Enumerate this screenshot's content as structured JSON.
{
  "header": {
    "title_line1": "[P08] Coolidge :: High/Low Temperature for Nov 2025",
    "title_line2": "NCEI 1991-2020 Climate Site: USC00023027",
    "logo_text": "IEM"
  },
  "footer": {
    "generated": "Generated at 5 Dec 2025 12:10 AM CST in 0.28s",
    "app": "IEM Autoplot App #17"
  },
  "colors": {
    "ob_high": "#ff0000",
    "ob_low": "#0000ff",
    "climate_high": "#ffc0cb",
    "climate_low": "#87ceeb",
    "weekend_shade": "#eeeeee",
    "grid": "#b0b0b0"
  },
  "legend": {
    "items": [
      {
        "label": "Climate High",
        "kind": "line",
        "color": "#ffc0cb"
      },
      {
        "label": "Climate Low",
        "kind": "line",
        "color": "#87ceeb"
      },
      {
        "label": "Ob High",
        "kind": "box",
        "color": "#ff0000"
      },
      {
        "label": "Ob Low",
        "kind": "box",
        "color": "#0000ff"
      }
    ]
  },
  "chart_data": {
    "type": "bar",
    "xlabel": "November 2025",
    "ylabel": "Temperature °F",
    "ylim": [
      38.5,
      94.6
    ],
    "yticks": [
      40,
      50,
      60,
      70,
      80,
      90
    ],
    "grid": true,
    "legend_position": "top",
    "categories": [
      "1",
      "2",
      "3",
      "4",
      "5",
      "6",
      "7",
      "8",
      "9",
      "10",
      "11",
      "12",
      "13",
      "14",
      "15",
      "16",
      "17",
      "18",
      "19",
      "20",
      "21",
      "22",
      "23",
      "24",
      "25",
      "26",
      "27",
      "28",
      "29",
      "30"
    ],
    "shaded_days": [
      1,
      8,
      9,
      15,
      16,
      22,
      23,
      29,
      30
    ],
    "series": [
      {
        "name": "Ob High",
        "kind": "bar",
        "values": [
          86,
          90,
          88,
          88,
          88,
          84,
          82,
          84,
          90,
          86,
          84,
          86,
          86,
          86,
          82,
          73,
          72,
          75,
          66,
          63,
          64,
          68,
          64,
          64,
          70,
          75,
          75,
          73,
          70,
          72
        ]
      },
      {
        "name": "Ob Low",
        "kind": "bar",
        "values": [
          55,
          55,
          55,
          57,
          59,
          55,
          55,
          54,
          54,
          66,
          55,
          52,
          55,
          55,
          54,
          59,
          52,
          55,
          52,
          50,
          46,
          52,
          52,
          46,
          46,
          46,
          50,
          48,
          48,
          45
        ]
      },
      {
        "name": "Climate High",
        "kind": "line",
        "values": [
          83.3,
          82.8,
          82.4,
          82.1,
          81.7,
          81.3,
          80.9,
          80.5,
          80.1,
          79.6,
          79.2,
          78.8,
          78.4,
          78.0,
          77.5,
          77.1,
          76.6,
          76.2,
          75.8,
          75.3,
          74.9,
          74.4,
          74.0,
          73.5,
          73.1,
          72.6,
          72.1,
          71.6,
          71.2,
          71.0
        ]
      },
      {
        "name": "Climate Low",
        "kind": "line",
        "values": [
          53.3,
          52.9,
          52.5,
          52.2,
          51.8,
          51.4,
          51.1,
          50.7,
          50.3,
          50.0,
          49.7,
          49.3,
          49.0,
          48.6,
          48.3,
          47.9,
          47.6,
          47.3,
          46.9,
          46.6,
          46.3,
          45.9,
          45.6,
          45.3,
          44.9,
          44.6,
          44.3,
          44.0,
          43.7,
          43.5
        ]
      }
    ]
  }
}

• TASK GOAL:
From the records above, how many lines include the word "name"? Only the number is wanted.

• WRITTEN RESPONSE:
4